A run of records
- - - - -

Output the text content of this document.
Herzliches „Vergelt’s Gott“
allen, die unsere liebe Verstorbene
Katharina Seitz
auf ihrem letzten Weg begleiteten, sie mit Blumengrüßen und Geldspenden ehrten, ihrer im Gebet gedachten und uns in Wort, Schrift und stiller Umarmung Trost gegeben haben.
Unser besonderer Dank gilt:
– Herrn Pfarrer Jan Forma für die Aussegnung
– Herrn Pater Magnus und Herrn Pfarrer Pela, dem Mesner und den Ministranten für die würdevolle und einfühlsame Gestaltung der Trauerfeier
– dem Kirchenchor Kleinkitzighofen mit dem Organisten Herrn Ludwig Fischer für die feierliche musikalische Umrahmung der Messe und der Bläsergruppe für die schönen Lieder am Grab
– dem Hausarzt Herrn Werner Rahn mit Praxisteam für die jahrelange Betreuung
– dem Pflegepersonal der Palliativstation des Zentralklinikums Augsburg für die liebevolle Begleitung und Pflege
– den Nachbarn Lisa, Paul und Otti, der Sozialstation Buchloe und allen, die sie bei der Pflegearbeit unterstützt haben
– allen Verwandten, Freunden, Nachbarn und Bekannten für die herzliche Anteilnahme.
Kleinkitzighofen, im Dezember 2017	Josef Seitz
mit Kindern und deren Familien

- - - - -

» **Given exercise**: Above are some records; extract every one of them exactly.

» **Result below**:
Output the text content of this document.
Herzliches „Vergelt’s Gott“
allen, die unsere liebe Verstorbene
Katharina Seitz
auf ihrem letzten Weg begleiteten, sie mit Blumengrüßen und Geldspenden ehrten, ihrer im Gebet gedachten und uns in Wort, Schrift und stiller Umarmung Trost gegeben haben.
Unser besonderer Dank gilt:
– Herrn Pfarrer Jan Forma für die Aussegnung
– Herrn Pater Magnus und Herrn Pfarrer Pela, dem Mesner und den Ministranten für die würdevolle und einfühlsame Gestaltung der Trauerfeier
– dem Kirchenchor Kleinkitzighofen mit dem Organisten Herrn Ludwig Fischer für die feierliche musikalische Umrahmung der Messe und der Bläsergruppe für die schönen Lieder am Grab
– dem Hausarzt Herrn Werner Rahn mit Praxisteam für die jahrelange Betreuung
– dem Pflegepersonal der Palliativstation des Zentralklinikums Augsburg für die liebevolle Begleitung und Pflege
– den Nachbarn Lisa, Paul und Otti, der Sozialstation Buchloe und allen, die sie bei der Pflegearbeit unterstützt haben
– allen Verwandten, Freunden, Nachbarn und Bekannten für die herzliche Anteilnahme.
Kleinkitzighofen, im Dezember 2017	Josef Seitz
mit Kindern und deren Familien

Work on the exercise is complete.